━━━ Exercise input ━━━
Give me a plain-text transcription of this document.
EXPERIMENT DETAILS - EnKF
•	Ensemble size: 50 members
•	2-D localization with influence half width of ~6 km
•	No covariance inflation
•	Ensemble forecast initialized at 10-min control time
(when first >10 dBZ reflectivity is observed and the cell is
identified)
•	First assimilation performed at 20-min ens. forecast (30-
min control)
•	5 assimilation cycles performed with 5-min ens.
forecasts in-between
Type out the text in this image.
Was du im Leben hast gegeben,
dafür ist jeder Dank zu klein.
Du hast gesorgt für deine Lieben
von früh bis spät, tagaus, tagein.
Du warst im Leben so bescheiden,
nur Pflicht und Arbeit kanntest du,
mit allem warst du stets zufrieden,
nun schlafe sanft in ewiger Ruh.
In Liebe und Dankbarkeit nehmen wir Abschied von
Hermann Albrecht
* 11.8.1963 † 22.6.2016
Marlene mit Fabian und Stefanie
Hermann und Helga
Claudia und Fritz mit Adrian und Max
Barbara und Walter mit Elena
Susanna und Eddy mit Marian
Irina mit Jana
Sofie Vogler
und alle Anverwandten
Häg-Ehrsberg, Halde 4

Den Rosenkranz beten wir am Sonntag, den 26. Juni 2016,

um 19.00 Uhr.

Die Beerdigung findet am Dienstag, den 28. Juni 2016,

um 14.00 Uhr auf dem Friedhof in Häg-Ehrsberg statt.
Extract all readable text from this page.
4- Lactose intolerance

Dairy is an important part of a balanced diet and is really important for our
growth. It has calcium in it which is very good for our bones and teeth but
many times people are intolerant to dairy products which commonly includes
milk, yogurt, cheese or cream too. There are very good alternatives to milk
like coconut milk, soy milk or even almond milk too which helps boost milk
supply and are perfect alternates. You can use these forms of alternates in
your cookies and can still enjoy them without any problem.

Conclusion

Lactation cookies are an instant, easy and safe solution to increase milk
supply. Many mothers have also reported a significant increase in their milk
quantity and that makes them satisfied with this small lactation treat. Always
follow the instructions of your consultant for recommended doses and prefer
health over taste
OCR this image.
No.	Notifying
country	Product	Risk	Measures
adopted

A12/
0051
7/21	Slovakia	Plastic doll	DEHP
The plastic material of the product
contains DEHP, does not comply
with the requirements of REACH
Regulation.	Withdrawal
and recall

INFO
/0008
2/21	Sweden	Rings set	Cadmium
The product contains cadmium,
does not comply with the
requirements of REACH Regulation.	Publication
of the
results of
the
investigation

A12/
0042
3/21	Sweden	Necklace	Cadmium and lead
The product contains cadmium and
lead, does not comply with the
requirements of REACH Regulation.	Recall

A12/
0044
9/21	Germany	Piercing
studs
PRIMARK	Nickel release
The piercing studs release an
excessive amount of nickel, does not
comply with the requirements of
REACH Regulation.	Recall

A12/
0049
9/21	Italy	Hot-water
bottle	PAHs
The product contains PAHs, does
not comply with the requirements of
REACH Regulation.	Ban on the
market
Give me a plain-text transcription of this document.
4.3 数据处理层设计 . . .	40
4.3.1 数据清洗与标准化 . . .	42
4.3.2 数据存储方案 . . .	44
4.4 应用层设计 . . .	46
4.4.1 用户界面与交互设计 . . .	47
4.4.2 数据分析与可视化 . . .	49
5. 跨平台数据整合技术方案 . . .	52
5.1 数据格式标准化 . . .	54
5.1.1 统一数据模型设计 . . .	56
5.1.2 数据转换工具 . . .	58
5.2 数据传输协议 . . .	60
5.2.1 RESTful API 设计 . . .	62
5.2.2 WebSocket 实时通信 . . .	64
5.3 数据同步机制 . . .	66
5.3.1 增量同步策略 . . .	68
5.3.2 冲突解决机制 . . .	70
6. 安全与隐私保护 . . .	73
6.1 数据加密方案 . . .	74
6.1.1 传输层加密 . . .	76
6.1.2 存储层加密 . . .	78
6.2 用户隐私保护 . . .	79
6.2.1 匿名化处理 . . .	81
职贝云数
━━━
_Aim_
Scan the material above and determine how many lines include the word "REACH"; report only the number.

_Solution to the problem_
5